## Task input
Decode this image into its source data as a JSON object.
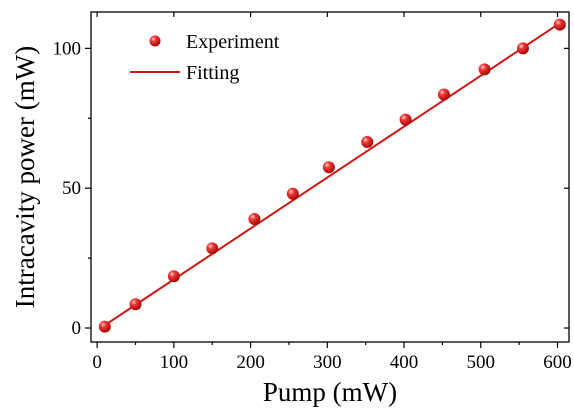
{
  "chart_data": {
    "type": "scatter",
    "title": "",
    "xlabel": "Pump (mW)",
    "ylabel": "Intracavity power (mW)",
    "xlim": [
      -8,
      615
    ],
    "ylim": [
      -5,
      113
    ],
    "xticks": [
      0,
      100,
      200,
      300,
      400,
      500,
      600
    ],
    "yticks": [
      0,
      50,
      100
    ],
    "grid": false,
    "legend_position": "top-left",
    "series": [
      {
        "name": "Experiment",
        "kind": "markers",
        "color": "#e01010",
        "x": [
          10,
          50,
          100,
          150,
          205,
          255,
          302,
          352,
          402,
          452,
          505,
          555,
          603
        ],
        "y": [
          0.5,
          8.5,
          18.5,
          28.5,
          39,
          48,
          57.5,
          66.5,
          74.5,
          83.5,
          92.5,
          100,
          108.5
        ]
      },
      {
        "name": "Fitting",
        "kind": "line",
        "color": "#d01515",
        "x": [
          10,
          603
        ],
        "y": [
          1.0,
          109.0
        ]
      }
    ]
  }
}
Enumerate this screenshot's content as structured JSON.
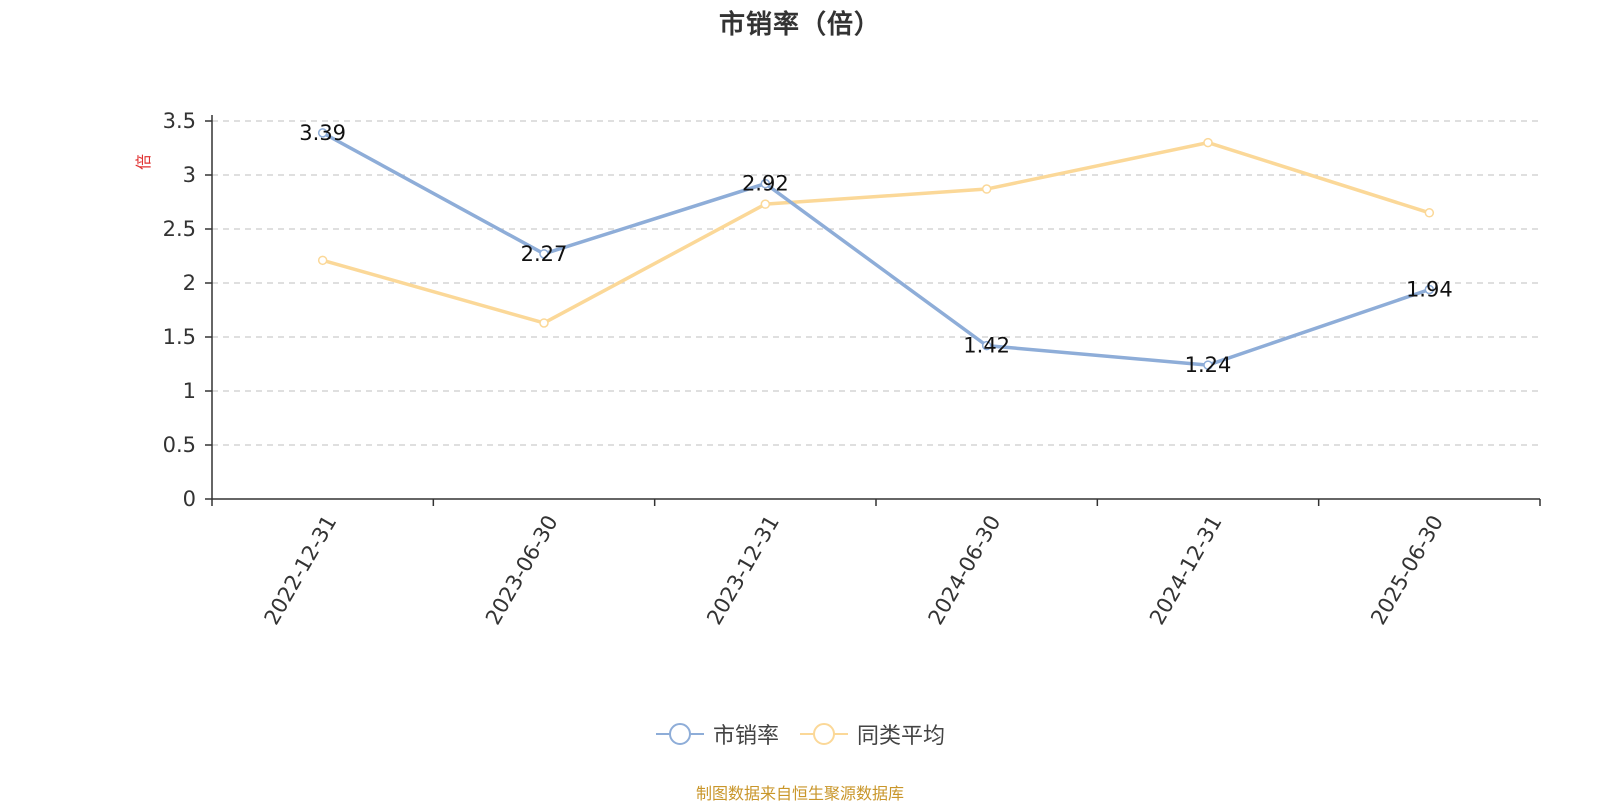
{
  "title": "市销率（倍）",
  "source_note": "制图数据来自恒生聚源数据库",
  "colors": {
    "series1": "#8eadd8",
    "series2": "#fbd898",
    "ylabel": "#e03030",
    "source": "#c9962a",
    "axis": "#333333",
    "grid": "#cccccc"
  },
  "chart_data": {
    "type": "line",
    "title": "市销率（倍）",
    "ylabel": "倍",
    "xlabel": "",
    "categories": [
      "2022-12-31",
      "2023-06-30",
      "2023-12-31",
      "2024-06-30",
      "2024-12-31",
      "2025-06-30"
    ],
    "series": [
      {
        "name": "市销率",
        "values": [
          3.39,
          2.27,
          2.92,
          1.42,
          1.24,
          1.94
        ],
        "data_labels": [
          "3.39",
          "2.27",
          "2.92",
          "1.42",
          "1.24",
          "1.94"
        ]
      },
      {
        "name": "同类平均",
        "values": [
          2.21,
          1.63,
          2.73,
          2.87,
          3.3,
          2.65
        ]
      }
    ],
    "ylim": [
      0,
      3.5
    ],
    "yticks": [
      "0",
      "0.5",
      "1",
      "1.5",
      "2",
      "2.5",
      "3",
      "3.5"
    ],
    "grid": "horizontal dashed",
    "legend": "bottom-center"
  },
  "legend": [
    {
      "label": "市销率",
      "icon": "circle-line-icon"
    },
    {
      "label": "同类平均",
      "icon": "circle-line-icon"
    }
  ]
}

## What you are asked to do
From the entries, copy out each line containing the word "this".

## Complete answer
Decode this image into its source data as a JSON object.
Enumerate this screenshot's content as structured JSON.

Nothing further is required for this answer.